What you will do |
1: In the excerpt about Lefebvre and Neteller, in what month and year was the quote from the original magazine piece first published?
2: Please carry on writing the excerpt about Lefebvre and Neteller, picking up right after its final sentence.

For the longest stretch of time, Lefebvre was Neteller’s largest shareholder. This is no longer true. Now he has no shares in Neteller. It’s December, and he’s sold the last of them for about a buck Canadian. Part of McMullen’s forfeiture payment plan, I’m guessing.

“That’s got to hurt,” I suggest to him.

“It was seven million,” comes the quick retort. “How much can it hurt?”

Right. Who couldn’t endure the heartache of cashing out seven million?

“Sure,” he continues, “it could have been seventy million.” He means if the FBI hadn’t wiped out ninety percent in shareholder value.

Griping, he says, “A guy feels funny when quotes appear in the press. A year ago I was rich and now I couldn’t come up with a measly five million. A guy feels funny when he reads that in print because you imagine a single mom reading that and thinking, ‘What an asshole.’”

That quote from my original magazine piece—“So, great, you mean I’ve got $110 million in the bank and I can’t get at a measly five million bail money? You mean I can’t even buy groceries?”—has been a thorn in his pride since the day it was put out there for public consumption in October 2007. A thorn he’s ripped out and needled me with ever since. He wants me to delete the quote from the book. Or at least move it down. Why does it have to be part of the opening? Anyone can empathize with his position, but that kind of wisecracking is part of who Lefebvre is. He’ll often let off-color jokes fly. He’ll often say outrageous things just to get a reaction. You can attribute his acting out to his wealth — he knows he’s rich and we’re not and there’s not much we can do about it — or you can attribute it to his nature, which money hasn’t altered. Or you can attribute it to both. Probably both. Even before he became rich you wouldn’t be able to shut him up if he wanted to let fly.

Dataset entries |
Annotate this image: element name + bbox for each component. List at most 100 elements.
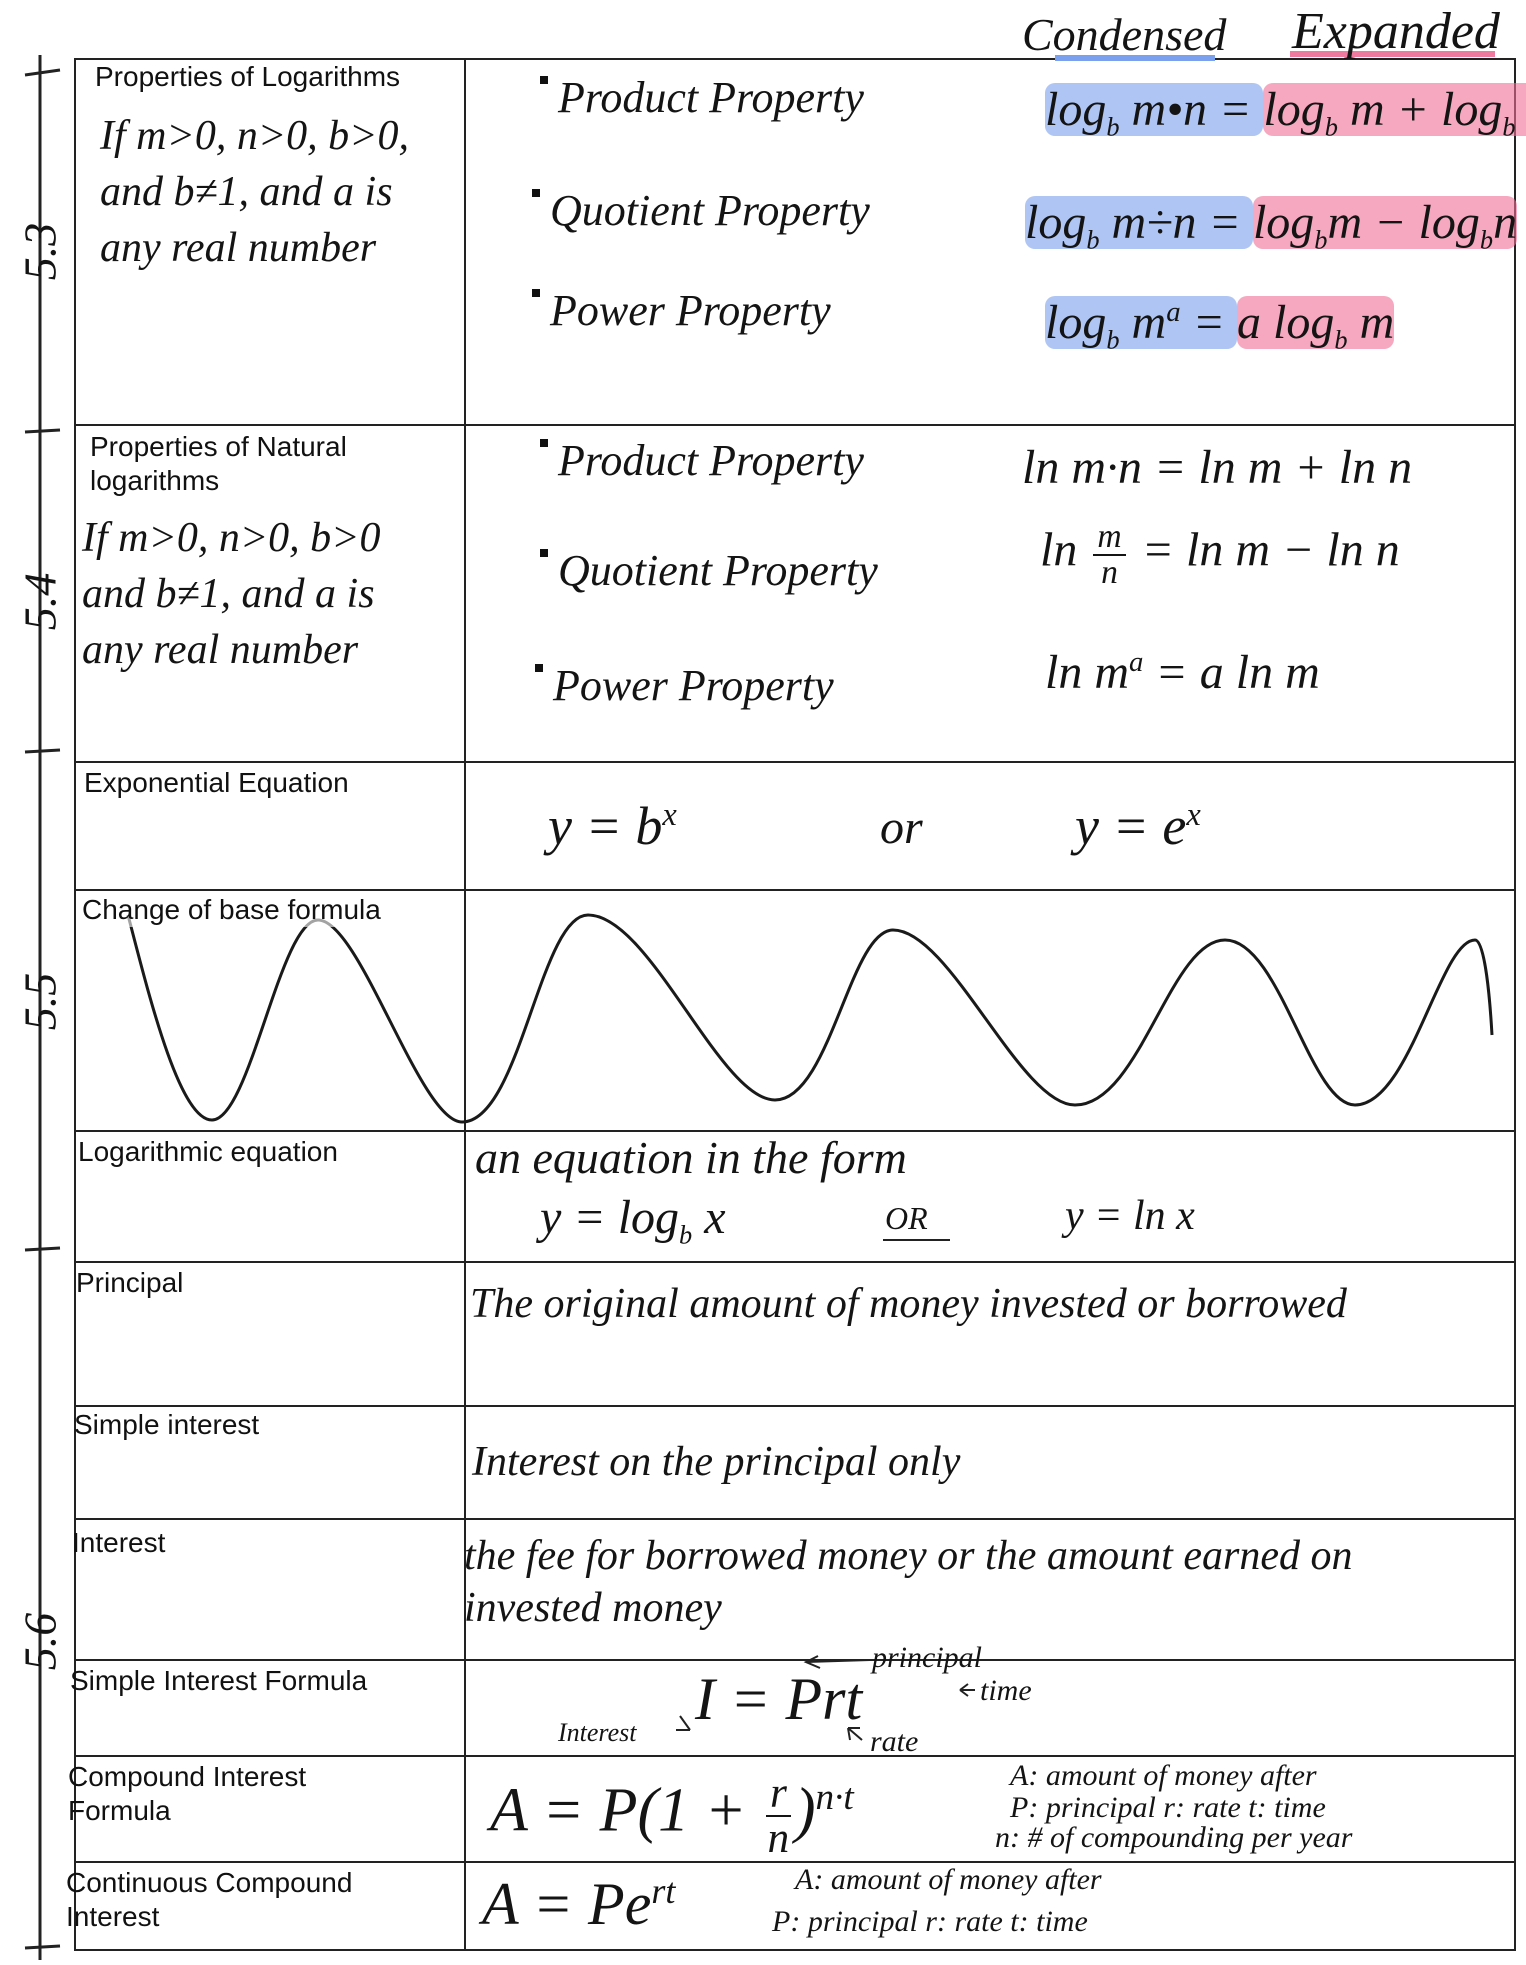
section-label: 5.4 [14,567,67,637]
superscript: n·t [816,1777,854,1818]
section-label: 5.3 [14,217,67,287]
formula: A = Pert [482,1870,675,1939]
formula-row: logb ma = a logb m [1045,295,1394,356]
note: If m>0, n>0, b>0 and b≠1, and a is any r… [82,510,432,678]
formula-row: logb m•n = logb m + logb n [1045,82,1526,143]
formula-text: y = e [1075,796,1186,856]
formula: y = ex [1075,795,1201,857]
numerator: r [766,1772,791,1817]
term: Properties of Natural logarithms [90,430,430,498]
term: Simple interest [74,1408,259,1442]
formula-row: logb m÷n = logbm − logbn [1025,195,1517,256]
section-tick [25,430,60,432]
superscript: a [1166,296,1180,328]
annotation: Interest [558,1718,636,1748]
property-name: Product Property [540,72,864,123]
superscript: rt [651,1871,675,1911]
arrow [676,1716,690,1730]
formula-text: a log [1237,296,1334,349]
formula-text: n [1516,83,1526,136]
section-tick [25,1248,60,1250]
superscript: x [662,797,676,833]
formula-text: log [1045,296,1106,349]
expanded-form: logb m + logb n [1263,83,1526,136]
formula-text: = ln m − ln n [1130,524,1400,577]
formula-text: log [1025,196,1086,249]
formula-text: m − log [1328,196,1480,249]
annotation: time [980,1675,1032,1707]
property-name: Quotient Property [540,545,878,596]
formula-text: n [1493,196,1517,249]
formula-text: x [692,1191,725,1244]
formula-text: log [1263,83,1324,136]
wave-doodle [128,915,1492,1122]
subscript: b [1480,225,1493,255]
annotation: rate [870,1726,918,1758]
arrow [960,1684,975,1696]
property-name: Power Property [535,660,834,711]
formula-text: I = Prt [695,1666,862,1732]
formula-text: m [1120,296,1167,349]
subscript: b [1325,112,1338,142]
subscript: b [1086,225,1099,255]
condensed-form: logb m÷n = [1025,196,1253,249]
formula-text: log [1253,196,1314,249]
page: { "header": {"condensed": "Condensed", "… [0,0,1526,1965]
section-tick [25,750,60,752]
formula-text: A = Pe [482,1871,651,1937]
subscript: b [679,1220,692,1250]
formula-text: = a ln m [1143,646,1319,699]
formula: y = logb x [540,1190,726,1251]
section-label: 5.5 [14,967,67,1037]
definition: the fee for borrowed money or the amount… [464,1530,1464,1634]
formula: y = bx [548,795,677,857]
formula-text: ) [795,1777,816,1845]
formula-text: = [1181,296,1237,349]
formula-text: A = P(1 + [490,1777,762,1845]
section-tick [25,70,60,75]
subscript: b [1106,325,1119,355]
subscript: b [1502,112,1515,142]
term: Logarithmic equation [78,1135,338,1169]
definition: Interest on the principal only [472,1436,960,1488]
formula-text: y = log [540,1191,679,1244]
term: Simple Interest Formula [70,1664,367,1698]
annotation: principal [872,1642,982,1674]
definition: The original amount of money invested or… [470,1278,1420,1330]
connector: OR [885,1200,928,1237]
term: Interest [72,1526,165,1560]
subscript: b [1314,225,1327,255]
term: Exponential Equation [84,766,349,800]
definition: an equation in the form [475,1132,907,1184]
connector: or [880,800,923,855]
legend-note: P: principal r: rate t: time [1010,1792,1326,1824]
numerator: m [1093,520,1125,556]
formula: ln ma = a ln m [1045,645,1320,700]
condensed-form: logb ma = [1045,296,1237,349]
formula: I = Prt [695,1665,862,1734]
denominator: n [1101,556,1118,590]
formula-text: m÷n = [1100,196,1253,249]
expanded-form: a logb m [1237,296,1394,349]
header-expanded: Expanded [1292,2,1500,61]
property-name: Power Property [532,285,831,336]
formula-text: m + log [1338,83,1502,136]
term: Change of base formula [82,893,381,927]
legend-note: P: principal r: rate t: time [772,1906,1088,1938]
denominator: n [768,1817,790,1860]
header-condensed: Condensed [1022,8,1226,61]
subscript: b [1334,325,1347,355]
property-name: Quotient Property [532,185,870,236]
formula-text: log [1045,83,1106,136]
term: Properties of Logarithms [95,60,400,94]
expanded-form: logbm − logbn [1253,196,1517,249]
formula-text: y = b [548,796,662,856]
property-name: Product Property [540,435,864,486]
term: Continuous Compound Interest [66,1866,426,1934]
formula: y = ln x [1065,1192,1195,1240]
formula-text: ln m [1045,646,1129,699]
formula-text: m•n = [1120,83,1264,136]
formula: ln m·n = ln m + ln n [1022,440,1412,495]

Task-by-task outputs |
1: October 2007.

2:
* * *

Eight months after selling the last of his Neteller shares, Lefebvre was still undergoing drug testing. His exemplary behavior had won him more time between tests, though, a huge plus. He got it down to monthly, then quarterly and, finally, now, to semiannually. Sometimes he flew to New York; sometimes he flew to L.A. He’d been arrested in Malibu, but the charges originated from the State of New York, so it should have been New York. However, since he lived on the West Coast most of the time, they let him go south. All this time he’d been cooperating in an ongoing investigation — who knew for how much longer, since they wouldn’t tell him or his lawyers — telling them everything he knew, repeatedly, about the online gambling business. Lefebvre was now Super Model Citizen USA.

And then came July 26, 2009, two and a half years after the fateful MLK day visit. He flew down to L.A. and took his usual round. He’d gone fifty-eight days — nearly two months — without a toke. He figured he was in the clear. Then the guy asked him, “You been around any dope lately?”

“No, not to my knowledge,” Lefebvre said, truthfully. “Why, what are you looking at?”

“Com’ere.”

The tester showed Lefebvre a card with four columns on it labeled with four drug short forms — OPI, COC, mAMP, THC. There was one line across the top of the columns and another line across the bottom of three of them, but not the fourth. The top line said the test was functioning and the bottom line says it was positive or negative. If positive, there was no line.